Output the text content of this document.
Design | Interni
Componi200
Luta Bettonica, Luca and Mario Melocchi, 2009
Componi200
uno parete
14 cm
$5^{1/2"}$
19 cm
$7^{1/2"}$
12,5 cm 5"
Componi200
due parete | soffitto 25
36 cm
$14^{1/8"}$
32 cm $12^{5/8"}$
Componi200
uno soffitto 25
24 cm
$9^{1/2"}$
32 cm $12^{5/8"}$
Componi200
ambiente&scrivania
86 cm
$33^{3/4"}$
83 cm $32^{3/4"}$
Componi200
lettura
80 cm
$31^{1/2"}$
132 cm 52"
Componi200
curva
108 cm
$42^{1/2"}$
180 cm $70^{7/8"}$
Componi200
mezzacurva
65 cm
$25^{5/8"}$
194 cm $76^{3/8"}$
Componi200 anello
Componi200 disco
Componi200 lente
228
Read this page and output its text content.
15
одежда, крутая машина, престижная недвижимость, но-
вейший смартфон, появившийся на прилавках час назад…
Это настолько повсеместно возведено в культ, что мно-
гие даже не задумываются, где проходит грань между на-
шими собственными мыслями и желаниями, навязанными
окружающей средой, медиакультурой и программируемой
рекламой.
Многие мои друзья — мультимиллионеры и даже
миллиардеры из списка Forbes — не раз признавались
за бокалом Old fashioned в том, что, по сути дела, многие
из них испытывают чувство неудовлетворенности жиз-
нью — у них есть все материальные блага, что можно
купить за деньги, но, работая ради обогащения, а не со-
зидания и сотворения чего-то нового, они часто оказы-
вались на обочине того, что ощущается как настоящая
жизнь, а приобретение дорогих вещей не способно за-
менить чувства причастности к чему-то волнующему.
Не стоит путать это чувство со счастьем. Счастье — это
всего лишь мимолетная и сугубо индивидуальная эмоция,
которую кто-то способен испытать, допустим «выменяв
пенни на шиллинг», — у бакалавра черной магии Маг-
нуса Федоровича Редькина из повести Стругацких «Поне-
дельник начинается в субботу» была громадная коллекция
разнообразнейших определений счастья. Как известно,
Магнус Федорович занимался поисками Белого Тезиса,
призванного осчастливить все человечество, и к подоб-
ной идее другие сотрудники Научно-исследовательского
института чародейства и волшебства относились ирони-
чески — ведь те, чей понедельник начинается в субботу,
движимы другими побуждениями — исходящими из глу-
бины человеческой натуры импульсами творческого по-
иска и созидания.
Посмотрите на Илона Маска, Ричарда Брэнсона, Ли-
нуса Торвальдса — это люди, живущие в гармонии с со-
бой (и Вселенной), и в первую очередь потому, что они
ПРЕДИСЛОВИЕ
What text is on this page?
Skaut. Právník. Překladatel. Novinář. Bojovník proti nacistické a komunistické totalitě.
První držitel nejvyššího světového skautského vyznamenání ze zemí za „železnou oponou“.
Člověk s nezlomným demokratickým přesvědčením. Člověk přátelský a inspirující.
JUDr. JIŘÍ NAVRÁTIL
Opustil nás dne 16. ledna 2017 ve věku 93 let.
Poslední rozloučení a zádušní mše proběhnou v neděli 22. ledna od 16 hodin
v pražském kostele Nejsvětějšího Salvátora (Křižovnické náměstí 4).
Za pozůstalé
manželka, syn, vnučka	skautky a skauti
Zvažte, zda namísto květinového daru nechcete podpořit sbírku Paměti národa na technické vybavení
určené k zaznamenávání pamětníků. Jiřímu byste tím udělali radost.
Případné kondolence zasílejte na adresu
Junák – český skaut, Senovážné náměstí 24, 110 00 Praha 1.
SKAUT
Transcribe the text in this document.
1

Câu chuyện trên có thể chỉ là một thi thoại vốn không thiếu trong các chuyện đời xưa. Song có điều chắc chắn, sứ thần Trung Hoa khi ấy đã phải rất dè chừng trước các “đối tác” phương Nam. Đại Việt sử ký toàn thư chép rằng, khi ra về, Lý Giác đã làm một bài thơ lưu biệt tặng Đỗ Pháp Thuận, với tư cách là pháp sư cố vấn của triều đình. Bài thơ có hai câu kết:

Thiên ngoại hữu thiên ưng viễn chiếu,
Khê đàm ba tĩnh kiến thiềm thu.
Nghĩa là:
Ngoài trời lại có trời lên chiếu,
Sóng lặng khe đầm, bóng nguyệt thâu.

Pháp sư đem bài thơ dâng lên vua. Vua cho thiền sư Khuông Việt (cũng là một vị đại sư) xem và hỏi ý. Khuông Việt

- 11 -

— Exercise details —
Check every line of the listing for the string "нуса" and report how many lines have it, as a number alone.

— Expected output —
2